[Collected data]
+ + + +
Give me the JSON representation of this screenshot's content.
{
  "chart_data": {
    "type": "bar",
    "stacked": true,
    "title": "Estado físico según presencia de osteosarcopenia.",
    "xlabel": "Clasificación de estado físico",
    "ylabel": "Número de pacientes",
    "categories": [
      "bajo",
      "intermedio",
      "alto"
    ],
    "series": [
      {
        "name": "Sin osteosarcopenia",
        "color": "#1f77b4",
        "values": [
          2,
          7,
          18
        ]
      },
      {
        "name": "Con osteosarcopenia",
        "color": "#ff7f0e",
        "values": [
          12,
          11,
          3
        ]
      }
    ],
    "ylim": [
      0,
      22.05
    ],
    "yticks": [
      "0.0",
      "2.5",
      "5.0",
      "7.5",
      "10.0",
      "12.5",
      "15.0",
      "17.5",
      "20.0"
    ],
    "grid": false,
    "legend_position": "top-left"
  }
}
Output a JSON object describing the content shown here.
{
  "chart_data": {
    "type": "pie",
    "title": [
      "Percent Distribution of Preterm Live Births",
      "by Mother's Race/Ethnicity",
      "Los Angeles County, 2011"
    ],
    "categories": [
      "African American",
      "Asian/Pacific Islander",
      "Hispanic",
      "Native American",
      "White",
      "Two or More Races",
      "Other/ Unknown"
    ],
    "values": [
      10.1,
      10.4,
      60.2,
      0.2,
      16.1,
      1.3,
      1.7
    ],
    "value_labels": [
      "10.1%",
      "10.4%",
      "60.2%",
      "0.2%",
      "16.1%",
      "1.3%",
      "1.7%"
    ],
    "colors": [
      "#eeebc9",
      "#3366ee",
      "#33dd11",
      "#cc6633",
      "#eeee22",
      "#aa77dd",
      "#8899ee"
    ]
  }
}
+ + + +
=== AIM ===
Identify every line above with the string "title" in it. Copy those lines.

=== RESULT BELOW ===
    "title": "Estado físico según presencia de osteosarcopenia.",
    "title": [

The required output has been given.